A droga pode ser algo ritualístico? Existe uma palavra chamada egrégor. Várias pessoas reunidas juntas fazem um espírito juntas, que dura um ano. Os países têm um egrégor – a águia americana, o urso russo, o galo francês, o gavião brasileiro. As plantas também têm um egrégor. Pouco a pouco invadimos os territórios das plantas. Estamos matando a Amazônia, não? Então o egrégor das plantas descobriram que podem invadir o território humano através do sangue. Estamos invadidos pelo egrégor da maconha. Depois de um tempo, um maconheiro, um cocainômano, um ayahuasquero não são mais essas pessoas: são os egrégores das plantas que consomem. Vai desparecendo a pessoa e surgindo a planta – assim também com o vinho, o café, o chá… Somos o que ingerimos. E as plantas são nossos inimigos atualmente. Estão entrando em nosso lugar.
Como pode existir um xamã em uma sociedade de consumo? Há diferentes níveis de consciência. Infantil, cósmica, divina, animal, sexual. Então você vai encontrando um nível para entrar. Tudo é o uso que se faz das coisas. O presidente, os policiais, os políticos são nossos empregados, nós é que os usamos. Temos de semear consciências. E os imbecis, os incultos, os homens de consciência estreita votam. Não são os homens de consciência evoluída que ocupam o poder, senão os involuídos. E acontece o que vemos. Meu trabalho é semear consciência. 

Há como fazer psicomagia em massa? Eu fiz isso. Mandei 300 pessoas para um supermercado para que rezassem aos frangos [risos]. Pedi que ajoelhassem adiante aos frangos dos frigoríficos e rezassem como se orassem para Virgem Maria [gargalhadas]. Em Chile, uma vez pedi para despejarem milhares de poemas sobre o Palácio de La Moneda. Agora estou convidando mulheres para irem ao Vaticano, mil mulheres vestidas de papisa para que o Papa entenda que as mulheres também têm um direito de se comunicar com Deus [risos]. São protestos pacíficos. Estive com a presidenta do Chile, [Michelle] Bachelet – li o tarô para ela – , e disse a ela que os países estão sempre fazendo negócios. Não têm humanidade. É uma vergonha! Por que Chile não dá de presente à Bolívia um porto, sem que se peça nada em troca? As crianças bolivianas não podem conhecer o mar porque não tem um porto… é uma estupidez. E é uma terra desértica ali. Ela me disse: você tem razão. Ela é muito inteligente, me deu as melhores impressões.
----
== Instruções de trabalho ==
1: Responda às perguntas a seguir com base no trecho citado.
(a) Por quanto tempo dura o espírito formado por várias pessoas reunidas?
(b) Quantas pessoas foram mandadas a um supermercado?
(c) O que foi pedido que se despejasse sobre o Palácio de La Moneda?
2: Liste todos os níveis de consciência mencionados no trecho citado.
3: Prossiga com o trecho citado sobre egrégor, xamã e psicomagia a partir da última frase apresentada.
As entradas provêm de outra fonte.

== Dados armazenados ==
----
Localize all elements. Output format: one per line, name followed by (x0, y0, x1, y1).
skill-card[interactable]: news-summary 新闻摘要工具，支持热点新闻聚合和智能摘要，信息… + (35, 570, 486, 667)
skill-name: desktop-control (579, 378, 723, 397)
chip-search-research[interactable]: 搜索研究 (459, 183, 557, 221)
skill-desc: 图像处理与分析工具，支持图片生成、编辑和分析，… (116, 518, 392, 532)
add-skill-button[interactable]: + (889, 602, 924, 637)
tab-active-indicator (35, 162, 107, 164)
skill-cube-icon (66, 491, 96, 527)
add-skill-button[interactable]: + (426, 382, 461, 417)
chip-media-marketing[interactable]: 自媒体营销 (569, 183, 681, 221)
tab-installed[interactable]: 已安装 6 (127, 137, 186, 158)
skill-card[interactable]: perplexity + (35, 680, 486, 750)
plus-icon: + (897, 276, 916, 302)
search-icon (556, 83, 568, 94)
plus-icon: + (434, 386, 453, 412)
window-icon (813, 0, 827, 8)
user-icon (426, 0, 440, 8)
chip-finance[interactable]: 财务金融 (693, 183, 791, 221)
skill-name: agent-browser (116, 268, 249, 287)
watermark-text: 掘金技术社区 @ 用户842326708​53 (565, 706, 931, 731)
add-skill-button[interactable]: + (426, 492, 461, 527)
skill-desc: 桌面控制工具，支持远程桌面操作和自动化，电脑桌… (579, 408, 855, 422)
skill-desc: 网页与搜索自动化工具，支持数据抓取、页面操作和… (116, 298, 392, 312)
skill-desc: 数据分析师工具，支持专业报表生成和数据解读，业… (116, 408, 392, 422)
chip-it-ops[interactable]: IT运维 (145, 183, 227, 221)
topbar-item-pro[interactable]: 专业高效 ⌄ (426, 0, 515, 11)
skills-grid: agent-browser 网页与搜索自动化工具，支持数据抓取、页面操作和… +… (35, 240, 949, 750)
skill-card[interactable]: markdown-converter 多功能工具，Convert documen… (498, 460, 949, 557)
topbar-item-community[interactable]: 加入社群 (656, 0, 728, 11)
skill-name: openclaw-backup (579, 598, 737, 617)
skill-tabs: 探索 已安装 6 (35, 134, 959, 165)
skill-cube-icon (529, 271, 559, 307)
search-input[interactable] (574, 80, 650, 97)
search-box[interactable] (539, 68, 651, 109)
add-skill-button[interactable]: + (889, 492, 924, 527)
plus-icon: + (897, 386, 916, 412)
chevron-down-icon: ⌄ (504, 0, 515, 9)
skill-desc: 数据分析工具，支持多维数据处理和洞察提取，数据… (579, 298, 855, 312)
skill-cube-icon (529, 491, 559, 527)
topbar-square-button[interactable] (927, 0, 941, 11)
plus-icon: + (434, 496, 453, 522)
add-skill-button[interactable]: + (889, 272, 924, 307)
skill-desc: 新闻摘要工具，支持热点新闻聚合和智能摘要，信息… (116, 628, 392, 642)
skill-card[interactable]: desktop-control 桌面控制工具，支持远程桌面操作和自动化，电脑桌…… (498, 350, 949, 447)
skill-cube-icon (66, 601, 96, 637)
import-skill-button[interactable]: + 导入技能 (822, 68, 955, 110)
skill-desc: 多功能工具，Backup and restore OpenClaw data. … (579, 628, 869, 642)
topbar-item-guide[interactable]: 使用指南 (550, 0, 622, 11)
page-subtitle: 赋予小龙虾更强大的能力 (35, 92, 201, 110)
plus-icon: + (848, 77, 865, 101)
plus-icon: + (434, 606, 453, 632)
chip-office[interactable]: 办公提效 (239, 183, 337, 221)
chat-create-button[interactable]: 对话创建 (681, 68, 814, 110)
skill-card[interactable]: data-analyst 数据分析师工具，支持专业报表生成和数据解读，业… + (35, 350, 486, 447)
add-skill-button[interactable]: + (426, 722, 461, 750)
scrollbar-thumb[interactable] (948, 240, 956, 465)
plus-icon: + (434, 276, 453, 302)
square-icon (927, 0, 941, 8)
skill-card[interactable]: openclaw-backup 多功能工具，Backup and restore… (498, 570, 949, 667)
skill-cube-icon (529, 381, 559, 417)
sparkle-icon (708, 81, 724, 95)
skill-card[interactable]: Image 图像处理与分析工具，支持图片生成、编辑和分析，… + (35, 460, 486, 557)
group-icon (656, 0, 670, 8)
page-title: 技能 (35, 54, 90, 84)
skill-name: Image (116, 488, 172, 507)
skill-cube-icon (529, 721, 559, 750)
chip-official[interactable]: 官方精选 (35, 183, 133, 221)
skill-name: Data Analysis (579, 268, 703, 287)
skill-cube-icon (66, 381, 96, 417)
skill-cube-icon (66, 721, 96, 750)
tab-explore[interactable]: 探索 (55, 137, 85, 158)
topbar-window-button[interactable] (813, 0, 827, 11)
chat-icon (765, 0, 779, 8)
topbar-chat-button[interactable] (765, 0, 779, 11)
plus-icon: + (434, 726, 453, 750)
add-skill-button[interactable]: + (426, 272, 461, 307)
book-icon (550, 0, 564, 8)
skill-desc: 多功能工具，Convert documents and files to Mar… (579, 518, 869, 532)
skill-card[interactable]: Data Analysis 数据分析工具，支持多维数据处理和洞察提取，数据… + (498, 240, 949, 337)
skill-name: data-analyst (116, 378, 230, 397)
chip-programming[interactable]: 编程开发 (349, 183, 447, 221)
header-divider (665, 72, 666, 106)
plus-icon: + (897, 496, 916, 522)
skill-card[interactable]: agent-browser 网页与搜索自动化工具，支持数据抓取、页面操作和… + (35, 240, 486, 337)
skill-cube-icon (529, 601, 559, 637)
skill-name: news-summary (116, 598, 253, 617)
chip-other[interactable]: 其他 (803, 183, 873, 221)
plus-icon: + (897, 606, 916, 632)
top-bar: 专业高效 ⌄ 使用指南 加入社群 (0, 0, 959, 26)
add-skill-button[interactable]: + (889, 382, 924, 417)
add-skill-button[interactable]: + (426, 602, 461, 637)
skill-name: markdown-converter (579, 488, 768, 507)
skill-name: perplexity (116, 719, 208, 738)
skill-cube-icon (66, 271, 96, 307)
----
== Respostas por tarefa ==
1:
(a) Um ano.
(b) 300 pessoas.
(c) Milhares de poemas.

2: Infantil, cósmica, divina, animal, sexual.

3:
Poderia fazer um ato de psicomagia para jornalistas? Primeiro preciso saber o que são jornalistas.
Jornalistas são pessoas que fazem perguntas. Então façamos assim… você [para Ichiro] é Jodorowsky. E eu sou o jornalista. E eu pergunto: qual é a finalidade da sua vida, Jodorowsky?
Criar. E que é criar?
Viver. Bom. E o que é estar vivo?
Deixar fluir a força da vida…? Muito bem. Estou de acordo com sua sabedoria. Então, a partir de hoje, pare de dar entrevistas e viva o que você tem de viver.
E deixar de ser jornalista… Muda de profissão! [risos].
E vai fazer mais atos de psicomagia em público? Sim, acabo de fazer um no Chile com 5 mil pessoas. Agora quero fazer um com 100 mil pessoas na França. Quero provar que a energia de 100 mil pessoas juntas podem curar um câncer de uma pessoa. Gosto de fazer atos coletivos, não religiosos, não políticos, somente curativos, positivos.
E atos surrealistas, como rezar aos frangos? Quero fazer em Nova York um desfile de gordos. Todos os gordos levarão bandeiras com fotos de crianças raquíticas africanas. Incrível, não? Imagine o efeito disso: gordos levando esqueletos [risos]. Vou propor isso pela internet. Quero fazer atos públicos. Me interessa agora a psicomagia social.